## Exercise aim
Without altering anything, output the material below.

== Provided data

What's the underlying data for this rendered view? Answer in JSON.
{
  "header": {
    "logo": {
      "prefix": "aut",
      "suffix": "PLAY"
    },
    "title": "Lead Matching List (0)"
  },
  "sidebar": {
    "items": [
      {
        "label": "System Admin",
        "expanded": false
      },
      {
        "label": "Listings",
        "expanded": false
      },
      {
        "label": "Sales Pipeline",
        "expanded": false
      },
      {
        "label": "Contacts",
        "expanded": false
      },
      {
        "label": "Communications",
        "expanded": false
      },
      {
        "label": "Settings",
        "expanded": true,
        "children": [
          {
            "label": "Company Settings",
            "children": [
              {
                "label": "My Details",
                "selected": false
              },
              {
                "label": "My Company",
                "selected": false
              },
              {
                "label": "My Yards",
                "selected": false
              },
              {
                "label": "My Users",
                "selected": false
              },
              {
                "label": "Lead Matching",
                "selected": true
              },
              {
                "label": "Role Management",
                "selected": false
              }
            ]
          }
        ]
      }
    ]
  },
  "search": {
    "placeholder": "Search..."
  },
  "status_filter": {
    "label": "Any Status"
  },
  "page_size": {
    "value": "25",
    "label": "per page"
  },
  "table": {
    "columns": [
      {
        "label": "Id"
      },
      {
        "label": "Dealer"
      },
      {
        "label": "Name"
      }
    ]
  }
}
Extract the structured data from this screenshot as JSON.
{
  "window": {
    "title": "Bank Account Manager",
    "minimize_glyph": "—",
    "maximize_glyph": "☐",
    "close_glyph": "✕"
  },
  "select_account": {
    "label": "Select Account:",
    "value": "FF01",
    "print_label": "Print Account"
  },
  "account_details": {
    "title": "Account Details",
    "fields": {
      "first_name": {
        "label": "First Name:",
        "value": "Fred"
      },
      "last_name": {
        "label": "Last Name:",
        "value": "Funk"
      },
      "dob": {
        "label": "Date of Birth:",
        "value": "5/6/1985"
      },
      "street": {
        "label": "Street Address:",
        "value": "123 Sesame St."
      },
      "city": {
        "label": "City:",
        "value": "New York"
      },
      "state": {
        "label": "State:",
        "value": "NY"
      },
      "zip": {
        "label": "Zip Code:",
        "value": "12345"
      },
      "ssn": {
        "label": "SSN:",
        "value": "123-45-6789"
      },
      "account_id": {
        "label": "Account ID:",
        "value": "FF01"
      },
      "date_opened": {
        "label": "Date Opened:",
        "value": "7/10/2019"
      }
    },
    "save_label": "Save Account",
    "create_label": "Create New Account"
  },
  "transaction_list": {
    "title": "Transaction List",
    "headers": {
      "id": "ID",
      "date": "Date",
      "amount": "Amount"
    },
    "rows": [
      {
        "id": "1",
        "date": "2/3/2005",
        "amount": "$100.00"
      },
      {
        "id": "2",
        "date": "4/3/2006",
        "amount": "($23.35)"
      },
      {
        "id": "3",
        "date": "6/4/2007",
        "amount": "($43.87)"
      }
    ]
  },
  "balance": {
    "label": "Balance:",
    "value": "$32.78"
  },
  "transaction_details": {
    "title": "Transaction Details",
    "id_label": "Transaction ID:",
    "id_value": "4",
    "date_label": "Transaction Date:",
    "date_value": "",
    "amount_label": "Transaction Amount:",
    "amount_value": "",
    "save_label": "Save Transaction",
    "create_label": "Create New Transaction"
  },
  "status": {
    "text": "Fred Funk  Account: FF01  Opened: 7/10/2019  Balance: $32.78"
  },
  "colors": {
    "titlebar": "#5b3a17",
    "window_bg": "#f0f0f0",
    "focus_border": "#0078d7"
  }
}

====

## Answer below
What's the underlying data for this rendered view? Answer in JSON.
{
  "header": {
    "logo": {
      "prefix": "aut",
      "suffix": "PLAY"
    },
    "title": "Lead Matching List (0)"
  },
  "sidebar": {
    "items": [
      {
        "label": "System Admin",
        "expanded": false
      },
      {
        "label": "Listings",
        "expanded": false
      },
      {
        "label": "Sales Pipeline",
        "expanded": false
      },
      {
        "label": "Contacts",
        "expanded": false
      },
      {
        "label": "Communications",
        "expanded": false
      },
      {
        "label": "Settings",
        "expanded": true,
        "children": [
          {
            "label": "Company Settings",
            "children": [
              {
                "label": "My Details",
                "selected": false
              },
              {
                "label": "My Company",
                "selected": false
              },
              {
                "label": "My Yards",
                "selected": false
              },
              {
                "label": "My Users",
                "selected": false
              },
              {
                "label": "Lead Matching",
                "selected": true
              },
              {
                "label": "Role Management",
                "selected": false
              }
            ]
          }
        ]
      }
    ]
  },
  "search": {
    "placeholder": "Search..."
  },
  "status_filter": {
    "label": "Any Status"
  },
  "page_size": {
    "value": "25",
    "label": "per page"
  },
  "table": {
    "columns": [
      {
        "label": "Id"
      },
      {
        "label": "Dealer"
      },
      {
        "label": "Name"
      }
    ]
  }
}
Extract the structured data from this screenshot as JSON.
{
  "window": {
    "title": "Bank Account Manager",
    "minimize_glyph": "—",
    "maximize_glyph": "☐",
    "close_glyph": "✕"
  },
  "select_account": {
    "label": "Select Account:",
    "value": "FF01",
    "print_label": "Print Account"
  },
  "account_details": {
    "title": "Account Details",
    "fields": {
      "first_name": {
        "label": "First Name:",
        "value": "Fred"
      },
      "last_name": {
        "label": "Last Name:",
        "value": "Funk"
      },
      "dob": {
        "label": "Date of Birth:",
        "value": "5/6/1985"
      },
      "street": {
        "label": "Street Address:",
        "value": "123 Sesame St."
      },
      "city": {
        "label": "City:",
        "value": "New York"
      },
      "state": {
        "label": "State:",
        "value": "NY"
      },
      "zip": {
        "label": "Zip Code:",
        "value": "12345"
      },
      "ssn": {
        "label": "SSN:",
        "value": "123-45-6789"
      },
      "account_id": {
        "label": "Account ID:",
        "value": "FF01"
      },
      "date_opened": {
        "label": "Date Opened:",
        "value": "7/10/2019"
      }
    },
    "save_label": "Save Account",
    "create_label": "Create New Account"
  },
  "transaction_list": {
    "title": "Transaction List",
    "headers": {
      "id": "ID",
      "date": "Date",
      "amount": "Amount"
    },
    "rows": [
      {
        "id": "1",
        "date": "2/3/2005",
        "amount": "$100.00"
      },
      {
        "id": "2",
        "date": "4/3/2006",
        "amount": "($23.35)"
      },
      {
        "id": "3",
        "date": "6/4/2007",
        "amount": "($43.87)"
      }
    ]
  },
  "balance": {
    "label": "Balance:",
    "value": "$32.78"
  },
  "transaction_details": {
    "title": "Transaction Details",
    "id_label": "Transaction ID:",
    "id_value": "4",
    "date_label": "Transaction Date:",
    "date_value": "",
    "amount_label": "Transaction Amount:",
    "amount_value": "",
    "save_label": "Save Transaction",
    "create_label": "Create New Transaction"
  },
  "status": {
    "text": "Fred Funk  Account: FF01  Opened: 7/10/2019  Balance: $32.78"
  },
  "colors": {
    "titlebar": "#5b3a17",
    "window_bg": "#f0f0f0",
    "focus_border": "#0078d7"
  }
}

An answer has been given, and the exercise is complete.